Data to process start
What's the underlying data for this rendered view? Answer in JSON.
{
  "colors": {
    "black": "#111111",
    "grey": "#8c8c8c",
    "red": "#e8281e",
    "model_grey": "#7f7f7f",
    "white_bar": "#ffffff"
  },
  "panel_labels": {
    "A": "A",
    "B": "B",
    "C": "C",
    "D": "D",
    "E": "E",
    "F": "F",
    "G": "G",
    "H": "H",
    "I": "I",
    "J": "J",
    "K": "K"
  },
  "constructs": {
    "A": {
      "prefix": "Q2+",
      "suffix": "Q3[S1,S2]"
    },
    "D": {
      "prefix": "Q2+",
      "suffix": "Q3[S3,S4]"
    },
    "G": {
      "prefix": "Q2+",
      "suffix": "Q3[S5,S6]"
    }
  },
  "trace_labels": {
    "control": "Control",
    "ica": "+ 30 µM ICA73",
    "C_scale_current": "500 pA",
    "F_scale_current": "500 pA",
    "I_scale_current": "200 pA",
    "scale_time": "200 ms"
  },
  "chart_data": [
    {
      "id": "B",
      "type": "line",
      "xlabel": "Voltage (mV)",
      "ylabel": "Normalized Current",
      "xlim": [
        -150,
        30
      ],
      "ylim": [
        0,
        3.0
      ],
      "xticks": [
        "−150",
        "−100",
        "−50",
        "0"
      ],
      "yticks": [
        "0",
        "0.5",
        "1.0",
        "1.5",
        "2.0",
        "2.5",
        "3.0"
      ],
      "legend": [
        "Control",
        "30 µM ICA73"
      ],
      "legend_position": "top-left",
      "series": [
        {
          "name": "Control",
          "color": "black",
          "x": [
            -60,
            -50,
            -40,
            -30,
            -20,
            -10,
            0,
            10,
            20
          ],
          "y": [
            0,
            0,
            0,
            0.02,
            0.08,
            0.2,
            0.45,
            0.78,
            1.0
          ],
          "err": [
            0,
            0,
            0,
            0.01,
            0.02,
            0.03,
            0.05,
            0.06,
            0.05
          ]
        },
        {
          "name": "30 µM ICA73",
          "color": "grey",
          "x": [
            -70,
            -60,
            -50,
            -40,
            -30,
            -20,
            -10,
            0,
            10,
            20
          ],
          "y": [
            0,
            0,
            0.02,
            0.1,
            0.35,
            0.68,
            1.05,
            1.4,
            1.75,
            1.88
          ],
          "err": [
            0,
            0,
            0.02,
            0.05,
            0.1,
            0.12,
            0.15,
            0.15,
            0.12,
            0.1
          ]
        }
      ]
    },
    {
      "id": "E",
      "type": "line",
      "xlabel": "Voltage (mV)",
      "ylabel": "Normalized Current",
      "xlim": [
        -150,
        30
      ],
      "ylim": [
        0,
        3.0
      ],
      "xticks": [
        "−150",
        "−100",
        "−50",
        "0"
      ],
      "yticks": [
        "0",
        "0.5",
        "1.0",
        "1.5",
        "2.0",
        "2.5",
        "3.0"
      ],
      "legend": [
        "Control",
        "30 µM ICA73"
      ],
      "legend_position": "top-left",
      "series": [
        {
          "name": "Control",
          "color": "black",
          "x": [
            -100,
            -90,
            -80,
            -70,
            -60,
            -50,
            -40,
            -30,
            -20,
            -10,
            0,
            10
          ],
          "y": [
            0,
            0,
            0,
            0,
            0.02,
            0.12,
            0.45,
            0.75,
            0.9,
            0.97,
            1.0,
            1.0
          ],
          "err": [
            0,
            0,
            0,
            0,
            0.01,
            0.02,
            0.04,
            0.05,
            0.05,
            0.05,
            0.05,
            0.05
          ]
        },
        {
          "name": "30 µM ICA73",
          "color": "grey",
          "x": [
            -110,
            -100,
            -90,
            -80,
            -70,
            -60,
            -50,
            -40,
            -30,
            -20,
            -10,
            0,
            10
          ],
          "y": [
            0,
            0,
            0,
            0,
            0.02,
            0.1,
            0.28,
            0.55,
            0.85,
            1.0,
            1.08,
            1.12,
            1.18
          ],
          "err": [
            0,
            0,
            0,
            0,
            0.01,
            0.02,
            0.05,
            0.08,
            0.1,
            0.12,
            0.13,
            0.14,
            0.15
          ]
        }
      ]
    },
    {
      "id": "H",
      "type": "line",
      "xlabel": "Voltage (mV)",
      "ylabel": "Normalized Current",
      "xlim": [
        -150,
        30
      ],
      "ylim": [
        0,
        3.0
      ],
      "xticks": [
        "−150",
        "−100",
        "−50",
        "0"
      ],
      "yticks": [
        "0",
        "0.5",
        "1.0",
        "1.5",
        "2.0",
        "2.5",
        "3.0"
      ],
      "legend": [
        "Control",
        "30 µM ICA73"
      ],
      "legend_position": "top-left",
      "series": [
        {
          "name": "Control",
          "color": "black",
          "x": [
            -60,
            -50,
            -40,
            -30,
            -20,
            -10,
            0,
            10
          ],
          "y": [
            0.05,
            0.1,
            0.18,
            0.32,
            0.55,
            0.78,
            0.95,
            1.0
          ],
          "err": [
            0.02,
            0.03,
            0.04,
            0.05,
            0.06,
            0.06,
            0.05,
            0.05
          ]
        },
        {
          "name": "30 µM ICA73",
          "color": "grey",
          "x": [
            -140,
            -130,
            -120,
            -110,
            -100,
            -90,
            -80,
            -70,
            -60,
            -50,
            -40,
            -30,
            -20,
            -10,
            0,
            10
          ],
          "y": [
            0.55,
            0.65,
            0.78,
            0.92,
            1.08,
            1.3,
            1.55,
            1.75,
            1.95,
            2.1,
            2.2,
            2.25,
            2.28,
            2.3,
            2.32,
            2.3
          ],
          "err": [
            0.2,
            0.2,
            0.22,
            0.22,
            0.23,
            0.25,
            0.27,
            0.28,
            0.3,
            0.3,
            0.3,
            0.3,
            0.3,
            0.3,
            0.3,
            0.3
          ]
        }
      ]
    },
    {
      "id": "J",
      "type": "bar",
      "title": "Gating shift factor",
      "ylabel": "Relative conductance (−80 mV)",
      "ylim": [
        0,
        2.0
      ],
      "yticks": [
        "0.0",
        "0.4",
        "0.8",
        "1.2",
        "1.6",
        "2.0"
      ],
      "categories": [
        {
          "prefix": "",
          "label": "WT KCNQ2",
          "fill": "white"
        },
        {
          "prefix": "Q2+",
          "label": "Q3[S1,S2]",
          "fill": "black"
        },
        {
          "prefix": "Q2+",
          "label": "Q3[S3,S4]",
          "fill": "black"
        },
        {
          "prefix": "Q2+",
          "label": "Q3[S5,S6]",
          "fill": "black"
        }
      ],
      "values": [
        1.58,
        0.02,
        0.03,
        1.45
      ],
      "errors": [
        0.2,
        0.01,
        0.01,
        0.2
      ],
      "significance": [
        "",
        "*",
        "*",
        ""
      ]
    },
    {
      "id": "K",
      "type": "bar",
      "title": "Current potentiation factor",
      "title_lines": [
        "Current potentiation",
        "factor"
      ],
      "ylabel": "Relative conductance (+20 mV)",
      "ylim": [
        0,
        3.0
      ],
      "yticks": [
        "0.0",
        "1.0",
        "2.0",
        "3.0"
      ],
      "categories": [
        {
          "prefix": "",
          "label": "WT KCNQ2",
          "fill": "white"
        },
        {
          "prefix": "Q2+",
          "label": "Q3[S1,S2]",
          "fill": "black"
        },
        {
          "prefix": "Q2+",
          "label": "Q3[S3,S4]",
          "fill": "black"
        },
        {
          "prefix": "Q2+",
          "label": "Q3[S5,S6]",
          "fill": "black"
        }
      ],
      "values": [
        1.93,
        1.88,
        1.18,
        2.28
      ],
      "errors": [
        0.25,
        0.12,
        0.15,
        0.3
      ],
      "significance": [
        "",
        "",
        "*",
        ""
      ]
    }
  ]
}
Data to process end
Required work:
Print the records above in full, exactly.

Solved problem:
What's the underlying data for this rendered view? Answer in JSON.
{
  "colors": {
    "black": "#111111",
    "grey": "#8c8c8c",
    "red": "#e8281e",
    "model_grey": "#7f7f7f",
    "white_bar": "#ffffff"
  },
  "panel_labels": {
    "A": "A",
    "B": "B",
    "C": "C",
    "D": "D",
    "E": "E",
    "F": "F",
    "G": "G",
    "H": "H",
    "I": "I",
    "J": "J",
    "K": "K"
  },
  "constructs": {
    "A": {
      "prefix": "Q2+",
      "suffix": "Q3[S1,S2]"
    },
    "D": {
      "prefix": "Q2+",
      "suffix": "Q3[S3,S4]"
    },
    "G": {
      "prefix": "Q2+",
      "suffix": "Q3[S5,S6]"
    }
  },
  "trace_labels": {
    "control": "Control",
    "ica": "+ 30 µM ICA73",
    "C_scale_current": "500 pA",
    "F_scale_current": "500 pA",
    "I_scale_current": "200 pA",
    "scale_time": "200 ms"
  },
  "chart_data": [
    {
      "id": "B",
      "type": "line",
      "xlabel": "Voltage (mV)",
      "ylabel": "Normalized Current",
      "xlim": [
        -150,
        30
      ],
      "ylim": [
        0,
        3.0
      ],
      "xticks": [
        "−150",
        "−100",
        "−50",
        "0"
      ],
      "yticks": [
        "0",
        "0.5",
        "1.0",
        "1.5",
        "2.0",
        "2.5",
        "3.0"
      ],
      "legend": [
        "Control",
        "30 µM ICA73"
      ],
      "legend_position": "top-left",
      "series": [
        {
          "name": "Control",
          "color": "black",
          "x": [
            -60,
            -50,
            -40,
            -30,
            -20,
            -10,
            0,
            10,
            20
          ],
          "y": [
            0,
            0,
            0,
            0.02,
            0.08,
            0.2,
            0.45,
            0.78,
            1.0
          ],
          "err": [
            0,
            0,
            0,
            0.01,
            0.02,
            0.03,
            0.05,
            0.06,
            0.05
          ]
        },
        {
          "name": "30 µM ICA73",
          "color": "grey",
          "x": [
            -70,
            -60,
            -50,
            -40,
            -30,
            -20,
            -10,
            0,
            10,
            20
          ],
          "y": [
            0,
            0,
            0.02,
            0.1,
            0.35,
            0.68,
            1.05,
            1.4,
            1.75,
            1.88
          ],
          "err": [
            0,
            0,
            0.02,
            0.05,
            0.1,
            0.12,
            0.15,
            0.15,
            0.12,
            0.1
          ]
        }
      ]
    },
    {
      "id": "E",
      "type": "line",
      "xlabel": "Voltage (mV)",
      "ylabel": "Normalized Current",
      "xlim": [
        -150,
        30
      ],
      "ylim": [
        0,
        3.0
      ],
      "xticks": [
        "−150",
        "−100",
        "−50",
        "0"
      ],
      "yticks": [
        "0",
        "0.5",
        "1.0",
        "1.5",
        "2.0",
        "2.5",
        "3.0"
      ],
      "legend": [
        "Control",
        "30 µM ICA73"
      ],
      "legend_position": "top-left",
      "series": [
        {
          "name": "Control",
          "color": "black",
          "x": [
            -100,
            -90,
            -80,
            -70,
            -60,
            -50,
            -40,
            -30,
            -20,
            -10,
            0,
            10
          ],
          "y": [
            0,
            0,
            0,
            0,
            0.02,
            0.12,
            0.45,
            0.75,
            0.9,
            0.97,
            1.0,
            1.0
          ],
          "err": [
            0,
            0,
            0,
            0,
            0.01,
            0.02,
            0.04,
            0.05,
            0.05,
            0.05,
            0.05,
            0.05
          ]
        },
        {
          "name": "30 µM ICA73",
          "color": "grey",
          "x": [
            -110,
            -100,
            -90,
            -80,
            -70,
            -60,
            -50,
            -40,
            -30,
            -20,
            -10,
            0,
            10
          ],
          "y": [
            0,
            0,
            0,
            0,
            0.02,
            0.1,
            0.28,
            0.55,
            0.85,
            1.0,
            1.08,
            1.12,
            1.18
          ],
          "err": [
            0,
            0,
            0,
            0,
            0.01,
            0.02,
            0.05,
            0.08,
            0.1,
            0.12,
            0.13,
            0.14,
            0.15
          ]
        }
      ]
    },
    {
      "id": "H",
      "type": "line",
      "xlabel": "Voltage (mV)",
      "ylabel": "Normalized Current",
      "xlim": [
        -150,
        30
      ],
      "ylim": [
        0,
        3.0
      ],
      "xticks": [
        "−150",
        "−100",
        "−50",
        "0"
      ],
      "yticks": [
        "0",
        "0.5",
        "1.0",
        "1.5",
        "2.0",
        "2.5",
        "3.0"
      ],
      "legend": [
        "Control",
        "30 µM ICA73"
      ],
      "legend_position": "top-left",
      "series": [
        {
          "name": "Control",
          "color": "black",
          "x": [
            -60,
            -50,
            -40,
            -30,
            -20,
            -10,
            0,
            10
          ],
          "y": [
            0.05,
            0.1,
            0.18,
            0.32,
            0.55,
            0.78,
            0.95,
            1.0
          ],
          "err": [
            0.02,
            0.03,
            0.04,
            0.05,
            0.06,
            0.06,
            0.05,
            0.05
          ]
        },
        {
          "name": "30 µM ICA73",
          "color": "grey",
          "x": [
            -140,
            -130,
            -120,
            -110,
            -100,
            -90,
            -80,
            -70,
            -60,
            -50,
            -40,
            -30,
            -20,
            -10,
            0,
            10
          ],
          "y": [
            0.55,
            0.65,
            0.78,
            0.92,
            1.08,
            1.3,
            1.55,
            1.75,
            1.95,
            2.1,
            2.2,
            2.25,
            2.28,
            2.3,
            2.32,
            2.3
          ],
          "err": [
            0.2,
            0.2,
            0.22,
            0.22,
            0.23,
            0.25,
            0.27,
            0.28,
            0.3,
            0.3,
            0.3,
            0.3,
            0.3,
            0.3,
            0.3,
            0.3
          ]
        }
      ]
    },
    {
      "id": "J",
      "type": "bar",
      "title": "Gating shift factor",
      "ylabel": "Relative conductance (−80 mV)",
      "ylim": [
        0,
        2.0
      ],
      "yticks": [
        "0.0",
        "0.4",
        "0.8",
        "1.2",
        "1.6",
        "2.0"
      ],
      "categories": [
        {
          "prefix": "",
          "label": "WT KCNQ2",
          "fill": "white"
        },
        {
          "prefix": "Q2+",
          "label": "Q3[S1,S2]",
          "fill": "black"
        },
        {
          "prefix": "Q2+",
          "label": "Q3[S3,S4]",
          "fill": "black"
        },
        {
          "prefix": "Q2+",
          "label": "Q3[S5,S6]",
          "fill": "black"
        }
      ],
      "values": [
        1.58,
        0.02,
        0.03,
        1.45
      ],
      "errors": [
        0.2,
        0.01,
        0.01,
        0.2
      ],
      "significance": [
        "",
        "*",
        "*",
        ""
      ]
    },
    {
      "id": "K",
      "type": "bar",
      "title": "Current potentiation factor",
      "title_lines": [
        "Current potentiation",
        "factor"
      ],
      "ylabel": "Relative conductance (+20 mV)",
      "ylim": [
        0,
        3.0
      ],
      "yticks": [
        "0.0",
        "1.0",
        "2.0",
        "3.0"
      ],
      "categories": [
        {
          "prefix": "",
          "label": "WT KCNQ2",
          "fill": "white"
        },
        {
          "prefix": "Q2+",
          "label": "Q3[S1,S2]",
          "fill": "black"
        },
        {
          "prefix": "Q2+",
          "label": "Q3[S3,S4]",
          "fill": "black"
        },
        {
          "prefix": "Q2+",
          "label": "Q3[S5,S6]",
          "fill": "black"
        }
      ],
      "values": [
        1.93,
        1.88,
        1.18,
        2.28
      ],
      "errors": [
        0.25,
        0.12,
        0.15,
        0.3
      ],
      "significance": [
        "",
        "",
        "*",
        ""
      ]
    }
  ]
}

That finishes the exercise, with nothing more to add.